Goal: Work out how many lines include "activities" and answer with that number only.

Extracted data:

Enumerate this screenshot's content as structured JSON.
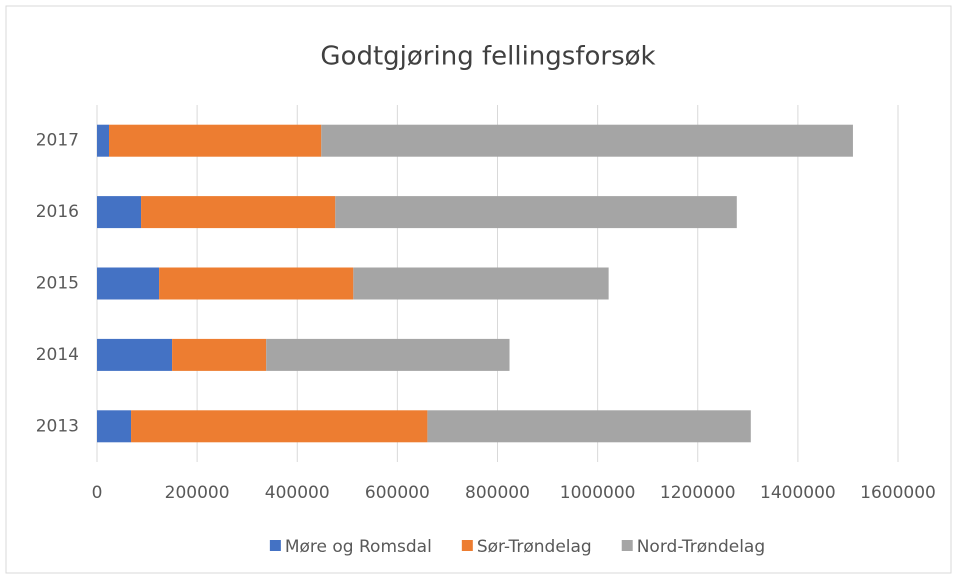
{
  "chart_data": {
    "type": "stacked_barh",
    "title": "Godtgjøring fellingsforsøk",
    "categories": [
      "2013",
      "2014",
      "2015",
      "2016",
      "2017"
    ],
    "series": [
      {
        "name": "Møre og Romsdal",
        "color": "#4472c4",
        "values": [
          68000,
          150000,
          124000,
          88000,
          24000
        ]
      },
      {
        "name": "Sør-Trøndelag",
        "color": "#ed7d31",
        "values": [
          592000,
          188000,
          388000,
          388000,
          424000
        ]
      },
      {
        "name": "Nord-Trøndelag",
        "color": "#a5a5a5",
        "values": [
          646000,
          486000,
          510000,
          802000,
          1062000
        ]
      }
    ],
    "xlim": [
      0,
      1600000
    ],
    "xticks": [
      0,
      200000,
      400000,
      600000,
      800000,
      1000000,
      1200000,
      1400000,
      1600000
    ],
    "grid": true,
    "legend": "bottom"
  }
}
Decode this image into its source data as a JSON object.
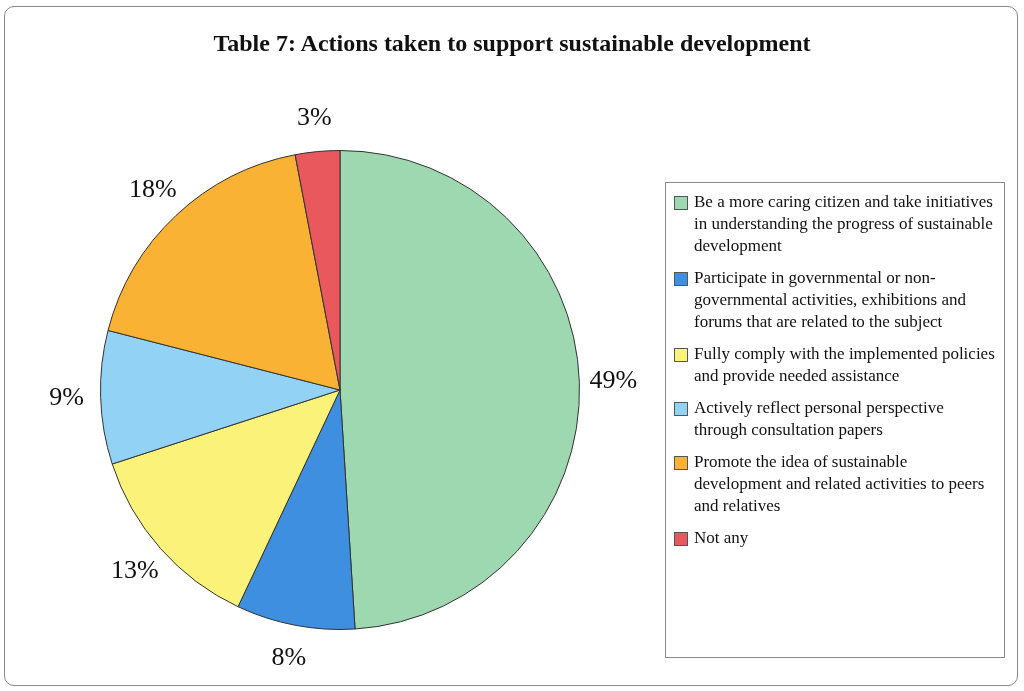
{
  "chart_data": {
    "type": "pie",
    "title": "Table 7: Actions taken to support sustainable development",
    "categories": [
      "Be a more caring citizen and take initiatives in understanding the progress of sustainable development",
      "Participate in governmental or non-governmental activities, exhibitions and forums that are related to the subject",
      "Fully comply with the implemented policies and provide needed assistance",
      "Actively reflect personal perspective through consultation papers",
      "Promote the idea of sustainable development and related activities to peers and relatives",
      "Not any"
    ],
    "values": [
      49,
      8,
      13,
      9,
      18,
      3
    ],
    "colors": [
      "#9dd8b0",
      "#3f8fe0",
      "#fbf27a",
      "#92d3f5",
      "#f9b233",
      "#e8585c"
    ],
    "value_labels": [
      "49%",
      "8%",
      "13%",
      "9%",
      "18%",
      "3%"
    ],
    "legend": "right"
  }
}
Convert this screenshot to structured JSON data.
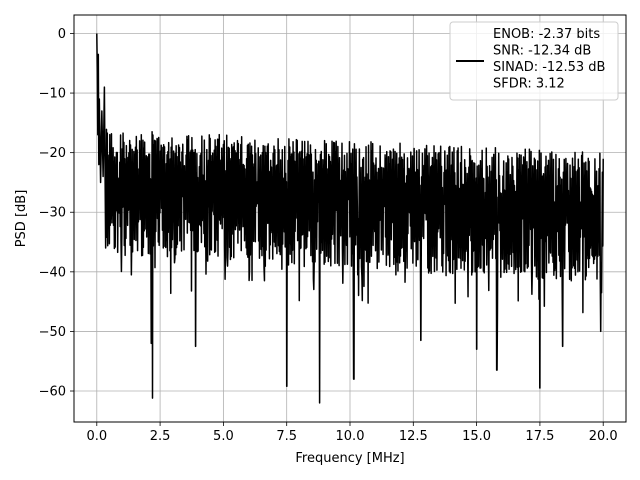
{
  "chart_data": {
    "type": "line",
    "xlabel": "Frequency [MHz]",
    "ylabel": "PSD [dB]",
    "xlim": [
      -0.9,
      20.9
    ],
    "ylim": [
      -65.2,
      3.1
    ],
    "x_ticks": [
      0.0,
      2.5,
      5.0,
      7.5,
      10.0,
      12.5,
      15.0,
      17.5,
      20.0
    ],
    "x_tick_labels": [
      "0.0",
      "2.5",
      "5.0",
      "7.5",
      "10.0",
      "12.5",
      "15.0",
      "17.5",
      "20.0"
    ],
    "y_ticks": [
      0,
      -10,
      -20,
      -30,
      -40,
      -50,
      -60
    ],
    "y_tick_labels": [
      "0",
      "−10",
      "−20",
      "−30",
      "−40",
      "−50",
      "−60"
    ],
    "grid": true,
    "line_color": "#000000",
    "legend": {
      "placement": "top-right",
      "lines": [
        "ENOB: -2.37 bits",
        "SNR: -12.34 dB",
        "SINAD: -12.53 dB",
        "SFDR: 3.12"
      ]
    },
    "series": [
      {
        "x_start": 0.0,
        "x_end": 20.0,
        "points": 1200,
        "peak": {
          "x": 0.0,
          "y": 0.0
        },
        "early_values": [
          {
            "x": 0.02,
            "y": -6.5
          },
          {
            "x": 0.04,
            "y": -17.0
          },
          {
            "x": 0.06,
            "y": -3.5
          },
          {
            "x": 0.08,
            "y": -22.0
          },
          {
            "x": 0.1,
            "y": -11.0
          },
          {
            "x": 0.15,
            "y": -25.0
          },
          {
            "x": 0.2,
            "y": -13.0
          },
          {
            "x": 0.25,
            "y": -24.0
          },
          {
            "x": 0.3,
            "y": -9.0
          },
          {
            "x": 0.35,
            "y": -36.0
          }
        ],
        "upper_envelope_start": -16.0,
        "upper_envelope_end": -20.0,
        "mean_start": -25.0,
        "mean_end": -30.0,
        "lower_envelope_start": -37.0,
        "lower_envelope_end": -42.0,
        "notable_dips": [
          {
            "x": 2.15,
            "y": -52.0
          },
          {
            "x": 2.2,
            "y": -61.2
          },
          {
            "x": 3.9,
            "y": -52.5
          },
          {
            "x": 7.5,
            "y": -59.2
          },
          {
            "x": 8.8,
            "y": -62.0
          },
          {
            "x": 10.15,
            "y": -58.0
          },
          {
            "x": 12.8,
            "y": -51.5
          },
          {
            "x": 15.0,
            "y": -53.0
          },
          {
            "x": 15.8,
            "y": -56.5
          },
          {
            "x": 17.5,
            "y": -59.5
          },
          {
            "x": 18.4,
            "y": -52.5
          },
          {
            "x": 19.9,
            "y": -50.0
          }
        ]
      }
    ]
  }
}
---
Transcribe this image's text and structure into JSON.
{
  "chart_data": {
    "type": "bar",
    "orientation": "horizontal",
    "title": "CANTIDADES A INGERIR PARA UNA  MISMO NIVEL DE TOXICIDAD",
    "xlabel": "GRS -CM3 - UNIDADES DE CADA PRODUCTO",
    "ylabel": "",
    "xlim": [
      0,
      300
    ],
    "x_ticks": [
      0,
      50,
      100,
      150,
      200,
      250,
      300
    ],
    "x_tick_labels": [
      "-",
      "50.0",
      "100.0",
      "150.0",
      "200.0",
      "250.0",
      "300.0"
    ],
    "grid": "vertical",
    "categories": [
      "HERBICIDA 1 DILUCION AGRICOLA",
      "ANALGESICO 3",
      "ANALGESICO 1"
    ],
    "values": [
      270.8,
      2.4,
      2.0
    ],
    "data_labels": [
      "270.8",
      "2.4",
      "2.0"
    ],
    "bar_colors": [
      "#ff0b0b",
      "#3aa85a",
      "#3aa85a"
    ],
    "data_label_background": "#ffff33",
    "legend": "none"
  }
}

Result: 2